What you need to do
Reproduce the records below exactly as they appear.

Data listing
** begin **

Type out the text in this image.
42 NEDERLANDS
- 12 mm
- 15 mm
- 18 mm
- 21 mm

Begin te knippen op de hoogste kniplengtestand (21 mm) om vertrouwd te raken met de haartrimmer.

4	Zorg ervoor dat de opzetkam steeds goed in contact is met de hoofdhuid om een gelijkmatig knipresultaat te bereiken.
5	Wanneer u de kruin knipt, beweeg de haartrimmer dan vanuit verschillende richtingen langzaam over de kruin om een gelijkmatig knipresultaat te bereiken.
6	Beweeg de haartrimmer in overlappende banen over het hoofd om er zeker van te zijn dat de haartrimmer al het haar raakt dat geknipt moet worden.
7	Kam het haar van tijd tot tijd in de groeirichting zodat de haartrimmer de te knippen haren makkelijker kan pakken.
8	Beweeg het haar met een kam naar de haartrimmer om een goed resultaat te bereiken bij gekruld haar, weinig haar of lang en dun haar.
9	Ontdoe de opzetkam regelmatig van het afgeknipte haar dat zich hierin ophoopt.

** end **

Problem solution
Type out the text in this image.
42 NEDERLANDS
- 12 mm
- 15 mm
- 18 mm
- 21 mm

Begin te knippen op de hoogste kniplengtestand (21 mm) om vertrouwd te raken met de haartrimmer.

4	Zorg ervoor dat de opzetkam steeds goed in contact is met de hoofdhuid om een gelijkmatig knipresultaat te bereiken.
5	Wanneer u de kruin knipt, beweeg de haartrimmer dan vanuit verschillende richtingen langzaam over de kruin om een gelijkmatig knipresultaat te bereiken.
6	Beweeg de haartrimmer in overlappende banen over het hoofd om er zeker van te zijn dat de haartrimmer al het haar raakt dat geknipt moet worden.
7	Kam het haar van tijd tot tijd in de groeirichting zodat de haartrimmer de te knippen haren makkelijker kan pakken.
8	Beweeg het haar met een kam naar de haartrimmer om een goed resultaat te bereiken bij gekruld haar, weinig haar of lang en dun haar.
9	Ontdoe de opzetkam regelmatig van het afgeknipte haar dat zich hierin ophoopt.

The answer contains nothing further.